» DIRECTION
Copy out every line containing the word "text".

» RECORDS PROVIDED
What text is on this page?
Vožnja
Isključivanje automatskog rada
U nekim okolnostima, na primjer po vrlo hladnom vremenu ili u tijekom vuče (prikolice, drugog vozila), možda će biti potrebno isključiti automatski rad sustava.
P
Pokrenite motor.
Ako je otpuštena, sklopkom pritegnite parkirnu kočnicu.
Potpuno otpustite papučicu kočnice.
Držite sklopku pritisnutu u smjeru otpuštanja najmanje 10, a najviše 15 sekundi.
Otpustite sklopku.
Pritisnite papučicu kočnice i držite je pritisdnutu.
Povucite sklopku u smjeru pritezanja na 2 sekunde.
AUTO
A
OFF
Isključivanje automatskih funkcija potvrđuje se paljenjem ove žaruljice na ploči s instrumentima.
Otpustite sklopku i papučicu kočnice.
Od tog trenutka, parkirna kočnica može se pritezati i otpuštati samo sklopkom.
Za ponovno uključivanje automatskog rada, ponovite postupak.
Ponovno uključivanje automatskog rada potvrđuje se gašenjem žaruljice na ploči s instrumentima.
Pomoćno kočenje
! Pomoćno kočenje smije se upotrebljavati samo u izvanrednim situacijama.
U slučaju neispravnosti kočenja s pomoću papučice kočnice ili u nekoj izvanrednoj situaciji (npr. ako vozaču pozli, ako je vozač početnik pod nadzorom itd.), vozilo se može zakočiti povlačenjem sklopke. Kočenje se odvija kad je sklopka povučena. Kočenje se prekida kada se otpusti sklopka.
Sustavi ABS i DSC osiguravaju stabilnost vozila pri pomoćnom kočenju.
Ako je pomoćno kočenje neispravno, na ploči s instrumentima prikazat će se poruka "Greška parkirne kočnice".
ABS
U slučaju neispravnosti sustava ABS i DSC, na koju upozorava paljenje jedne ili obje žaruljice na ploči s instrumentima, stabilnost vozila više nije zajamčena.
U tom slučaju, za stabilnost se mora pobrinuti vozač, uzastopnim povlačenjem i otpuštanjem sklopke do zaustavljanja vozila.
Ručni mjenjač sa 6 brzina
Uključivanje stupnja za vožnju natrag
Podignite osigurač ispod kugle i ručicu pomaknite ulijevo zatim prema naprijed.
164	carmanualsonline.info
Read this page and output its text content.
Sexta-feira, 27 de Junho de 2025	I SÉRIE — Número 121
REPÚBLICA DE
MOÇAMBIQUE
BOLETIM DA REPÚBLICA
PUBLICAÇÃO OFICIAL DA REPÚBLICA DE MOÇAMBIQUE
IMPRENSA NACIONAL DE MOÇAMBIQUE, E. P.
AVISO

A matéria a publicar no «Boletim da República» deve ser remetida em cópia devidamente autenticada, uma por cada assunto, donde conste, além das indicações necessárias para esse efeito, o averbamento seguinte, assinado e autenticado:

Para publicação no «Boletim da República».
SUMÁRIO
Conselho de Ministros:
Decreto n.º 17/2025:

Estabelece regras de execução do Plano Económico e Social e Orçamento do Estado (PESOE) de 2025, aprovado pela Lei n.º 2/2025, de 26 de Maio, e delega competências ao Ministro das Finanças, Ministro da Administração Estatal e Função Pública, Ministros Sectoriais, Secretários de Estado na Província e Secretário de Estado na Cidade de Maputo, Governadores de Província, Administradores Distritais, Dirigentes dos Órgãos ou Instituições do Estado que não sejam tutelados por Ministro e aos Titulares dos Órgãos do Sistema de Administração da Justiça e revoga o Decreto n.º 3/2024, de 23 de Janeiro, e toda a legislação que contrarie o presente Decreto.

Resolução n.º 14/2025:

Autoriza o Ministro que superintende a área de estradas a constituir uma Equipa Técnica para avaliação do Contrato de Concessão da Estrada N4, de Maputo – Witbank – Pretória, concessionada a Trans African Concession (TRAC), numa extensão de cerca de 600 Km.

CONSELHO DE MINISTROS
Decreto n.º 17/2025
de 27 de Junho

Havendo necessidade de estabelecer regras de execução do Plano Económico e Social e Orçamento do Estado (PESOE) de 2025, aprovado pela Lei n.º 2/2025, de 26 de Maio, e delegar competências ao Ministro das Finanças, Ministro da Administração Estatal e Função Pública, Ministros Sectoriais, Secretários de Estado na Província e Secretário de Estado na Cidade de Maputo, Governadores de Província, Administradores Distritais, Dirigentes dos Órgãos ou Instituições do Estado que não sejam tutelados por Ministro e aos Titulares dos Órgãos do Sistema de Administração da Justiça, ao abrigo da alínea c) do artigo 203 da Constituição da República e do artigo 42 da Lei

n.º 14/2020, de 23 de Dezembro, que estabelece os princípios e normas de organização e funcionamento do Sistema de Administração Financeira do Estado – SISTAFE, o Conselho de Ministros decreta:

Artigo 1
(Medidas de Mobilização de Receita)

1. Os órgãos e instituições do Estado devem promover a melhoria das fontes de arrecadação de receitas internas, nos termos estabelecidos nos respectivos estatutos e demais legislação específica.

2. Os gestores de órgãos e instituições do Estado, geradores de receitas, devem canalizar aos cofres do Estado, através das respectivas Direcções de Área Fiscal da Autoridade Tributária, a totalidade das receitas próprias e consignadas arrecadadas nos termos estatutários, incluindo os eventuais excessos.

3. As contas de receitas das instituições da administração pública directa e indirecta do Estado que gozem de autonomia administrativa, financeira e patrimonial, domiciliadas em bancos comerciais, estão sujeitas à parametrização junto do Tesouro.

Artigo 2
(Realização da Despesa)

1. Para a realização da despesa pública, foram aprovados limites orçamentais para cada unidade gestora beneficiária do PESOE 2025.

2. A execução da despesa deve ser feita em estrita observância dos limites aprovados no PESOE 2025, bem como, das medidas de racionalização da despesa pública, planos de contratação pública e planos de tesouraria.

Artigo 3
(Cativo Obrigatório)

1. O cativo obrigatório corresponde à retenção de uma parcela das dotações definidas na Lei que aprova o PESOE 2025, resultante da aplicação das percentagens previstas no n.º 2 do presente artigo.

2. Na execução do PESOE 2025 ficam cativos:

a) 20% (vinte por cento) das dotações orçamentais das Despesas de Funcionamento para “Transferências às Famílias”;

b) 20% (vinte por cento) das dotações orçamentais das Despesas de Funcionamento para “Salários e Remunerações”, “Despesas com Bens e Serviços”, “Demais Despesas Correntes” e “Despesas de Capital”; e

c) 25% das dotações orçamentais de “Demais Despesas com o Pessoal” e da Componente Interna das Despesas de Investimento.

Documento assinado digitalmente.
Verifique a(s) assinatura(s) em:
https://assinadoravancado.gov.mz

» REPLY
What text is on this page?
Read this page and output its text content.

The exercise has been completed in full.